-- Begin SOURCE MATERIAL --

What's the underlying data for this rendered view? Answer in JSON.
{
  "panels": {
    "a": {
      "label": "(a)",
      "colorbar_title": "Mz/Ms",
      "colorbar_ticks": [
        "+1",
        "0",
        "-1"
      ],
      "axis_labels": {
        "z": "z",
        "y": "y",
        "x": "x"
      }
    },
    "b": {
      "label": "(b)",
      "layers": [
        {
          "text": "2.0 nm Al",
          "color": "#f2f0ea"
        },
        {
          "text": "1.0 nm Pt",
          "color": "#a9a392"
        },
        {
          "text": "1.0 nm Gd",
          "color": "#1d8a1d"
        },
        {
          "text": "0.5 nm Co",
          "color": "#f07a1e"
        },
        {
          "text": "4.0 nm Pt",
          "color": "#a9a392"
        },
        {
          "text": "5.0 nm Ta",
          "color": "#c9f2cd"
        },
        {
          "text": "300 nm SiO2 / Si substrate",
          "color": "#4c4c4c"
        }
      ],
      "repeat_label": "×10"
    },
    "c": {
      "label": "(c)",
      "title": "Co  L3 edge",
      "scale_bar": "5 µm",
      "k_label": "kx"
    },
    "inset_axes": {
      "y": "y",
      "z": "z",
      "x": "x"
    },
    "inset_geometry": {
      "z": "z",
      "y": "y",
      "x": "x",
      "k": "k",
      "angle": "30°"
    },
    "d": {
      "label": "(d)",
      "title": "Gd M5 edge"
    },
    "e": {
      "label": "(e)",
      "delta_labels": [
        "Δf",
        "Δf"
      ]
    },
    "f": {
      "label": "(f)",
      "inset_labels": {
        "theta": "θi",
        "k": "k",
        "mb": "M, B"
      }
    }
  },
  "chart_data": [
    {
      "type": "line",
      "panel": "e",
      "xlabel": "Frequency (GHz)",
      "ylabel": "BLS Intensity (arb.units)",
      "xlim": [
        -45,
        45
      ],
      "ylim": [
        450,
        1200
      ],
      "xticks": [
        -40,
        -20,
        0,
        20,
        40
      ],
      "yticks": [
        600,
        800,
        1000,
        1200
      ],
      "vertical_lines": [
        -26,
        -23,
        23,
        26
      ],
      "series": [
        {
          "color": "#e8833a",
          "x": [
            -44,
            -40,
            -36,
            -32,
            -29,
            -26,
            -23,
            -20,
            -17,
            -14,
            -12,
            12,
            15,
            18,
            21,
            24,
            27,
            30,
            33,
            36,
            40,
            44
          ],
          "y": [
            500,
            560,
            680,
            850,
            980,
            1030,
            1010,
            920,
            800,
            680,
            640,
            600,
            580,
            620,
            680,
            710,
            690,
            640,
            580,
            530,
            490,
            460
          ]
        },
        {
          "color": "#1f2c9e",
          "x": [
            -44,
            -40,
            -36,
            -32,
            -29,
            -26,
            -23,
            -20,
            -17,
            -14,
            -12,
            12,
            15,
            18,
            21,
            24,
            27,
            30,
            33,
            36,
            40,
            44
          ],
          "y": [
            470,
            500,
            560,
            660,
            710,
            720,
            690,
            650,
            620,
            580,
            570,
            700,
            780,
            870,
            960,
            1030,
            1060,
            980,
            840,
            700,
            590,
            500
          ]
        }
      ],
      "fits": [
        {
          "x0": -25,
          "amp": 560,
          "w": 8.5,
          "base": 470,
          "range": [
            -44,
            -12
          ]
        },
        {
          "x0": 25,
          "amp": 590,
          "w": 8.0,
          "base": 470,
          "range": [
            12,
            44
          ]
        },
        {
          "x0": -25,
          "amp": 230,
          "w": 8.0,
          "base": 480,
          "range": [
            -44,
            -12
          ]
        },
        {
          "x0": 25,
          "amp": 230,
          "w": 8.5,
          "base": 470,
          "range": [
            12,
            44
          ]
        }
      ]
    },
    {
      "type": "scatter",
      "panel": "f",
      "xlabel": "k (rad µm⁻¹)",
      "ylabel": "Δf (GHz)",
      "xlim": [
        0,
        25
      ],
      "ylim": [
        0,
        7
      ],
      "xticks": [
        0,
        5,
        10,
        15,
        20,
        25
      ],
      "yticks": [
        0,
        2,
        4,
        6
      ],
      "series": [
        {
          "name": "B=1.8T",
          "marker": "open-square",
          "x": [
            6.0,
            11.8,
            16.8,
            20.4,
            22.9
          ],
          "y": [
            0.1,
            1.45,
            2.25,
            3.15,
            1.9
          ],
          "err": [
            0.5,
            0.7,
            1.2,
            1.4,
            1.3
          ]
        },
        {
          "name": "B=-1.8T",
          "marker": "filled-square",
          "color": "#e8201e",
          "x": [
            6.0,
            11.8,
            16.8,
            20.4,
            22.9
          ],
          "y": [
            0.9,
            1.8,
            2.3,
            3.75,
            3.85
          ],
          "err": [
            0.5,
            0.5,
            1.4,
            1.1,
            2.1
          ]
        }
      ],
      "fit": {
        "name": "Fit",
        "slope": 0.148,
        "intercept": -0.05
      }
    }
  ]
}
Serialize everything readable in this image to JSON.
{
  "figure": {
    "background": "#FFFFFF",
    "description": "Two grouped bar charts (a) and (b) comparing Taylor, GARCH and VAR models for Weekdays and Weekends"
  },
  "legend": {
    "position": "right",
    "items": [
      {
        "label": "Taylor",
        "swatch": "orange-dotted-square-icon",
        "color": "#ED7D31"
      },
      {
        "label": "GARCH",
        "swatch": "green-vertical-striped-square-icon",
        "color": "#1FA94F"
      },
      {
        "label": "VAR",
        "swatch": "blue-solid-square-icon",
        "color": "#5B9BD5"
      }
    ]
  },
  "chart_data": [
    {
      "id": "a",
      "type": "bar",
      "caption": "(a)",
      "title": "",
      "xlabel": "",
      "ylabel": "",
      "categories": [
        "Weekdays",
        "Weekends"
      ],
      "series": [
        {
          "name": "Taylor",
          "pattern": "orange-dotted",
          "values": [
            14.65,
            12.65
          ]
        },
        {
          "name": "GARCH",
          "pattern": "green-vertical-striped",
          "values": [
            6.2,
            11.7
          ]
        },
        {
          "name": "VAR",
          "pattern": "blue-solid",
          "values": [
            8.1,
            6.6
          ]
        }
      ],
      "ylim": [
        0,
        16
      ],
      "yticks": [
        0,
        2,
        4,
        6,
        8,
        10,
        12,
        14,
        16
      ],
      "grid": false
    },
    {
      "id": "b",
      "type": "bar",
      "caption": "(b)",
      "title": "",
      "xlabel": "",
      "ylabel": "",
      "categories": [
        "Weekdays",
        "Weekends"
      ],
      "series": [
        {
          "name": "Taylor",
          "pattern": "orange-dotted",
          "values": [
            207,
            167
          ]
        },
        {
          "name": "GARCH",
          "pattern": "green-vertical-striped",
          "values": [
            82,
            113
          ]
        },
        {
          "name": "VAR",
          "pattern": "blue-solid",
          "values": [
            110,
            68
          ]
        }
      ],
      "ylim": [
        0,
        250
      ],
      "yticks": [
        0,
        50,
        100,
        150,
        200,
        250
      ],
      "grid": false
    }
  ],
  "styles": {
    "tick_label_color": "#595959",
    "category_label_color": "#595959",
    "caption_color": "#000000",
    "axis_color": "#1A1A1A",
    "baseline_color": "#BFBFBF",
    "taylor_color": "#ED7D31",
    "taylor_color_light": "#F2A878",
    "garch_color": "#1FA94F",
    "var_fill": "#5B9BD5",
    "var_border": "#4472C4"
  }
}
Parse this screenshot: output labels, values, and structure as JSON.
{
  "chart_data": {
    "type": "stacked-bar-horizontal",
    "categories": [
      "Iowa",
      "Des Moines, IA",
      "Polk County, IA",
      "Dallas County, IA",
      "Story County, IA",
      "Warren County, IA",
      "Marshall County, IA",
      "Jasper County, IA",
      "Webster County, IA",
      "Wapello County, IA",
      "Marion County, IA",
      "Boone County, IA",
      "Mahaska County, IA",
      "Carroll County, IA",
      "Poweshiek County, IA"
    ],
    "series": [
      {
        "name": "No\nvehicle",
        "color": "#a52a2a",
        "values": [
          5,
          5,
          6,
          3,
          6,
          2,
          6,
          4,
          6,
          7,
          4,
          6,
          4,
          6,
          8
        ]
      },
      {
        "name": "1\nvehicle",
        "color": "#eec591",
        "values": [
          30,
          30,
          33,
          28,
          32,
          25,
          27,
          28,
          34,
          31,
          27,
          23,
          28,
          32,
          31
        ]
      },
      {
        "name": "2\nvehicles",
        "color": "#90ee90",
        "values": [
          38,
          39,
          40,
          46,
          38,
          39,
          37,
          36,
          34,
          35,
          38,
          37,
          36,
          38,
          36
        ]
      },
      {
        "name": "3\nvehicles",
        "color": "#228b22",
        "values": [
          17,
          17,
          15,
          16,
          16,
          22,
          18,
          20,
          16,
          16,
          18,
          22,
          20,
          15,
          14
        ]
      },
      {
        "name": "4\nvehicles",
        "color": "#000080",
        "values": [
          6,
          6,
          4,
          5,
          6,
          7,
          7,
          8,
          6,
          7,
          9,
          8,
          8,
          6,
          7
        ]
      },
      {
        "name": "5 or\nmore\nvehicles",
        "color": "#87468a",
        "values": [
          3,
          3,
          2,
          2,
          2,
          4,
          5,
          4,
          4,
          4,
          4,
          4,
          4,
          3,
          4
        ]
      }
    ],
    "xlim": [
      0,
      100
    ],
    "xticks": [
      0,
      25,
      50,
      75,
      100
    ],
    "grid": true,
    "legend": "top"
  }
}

-- End SOURCE MATERIAL --

**EXERCISE DETAILS:** Gather all lines where the word "icon" appears.

**TASK SOLUTION:**
        "swatch": "orange-dotted-square-icon",
        "swatch": "green-vertical-striped-square-icon",
        "swatch": "blue-solid-square-icon",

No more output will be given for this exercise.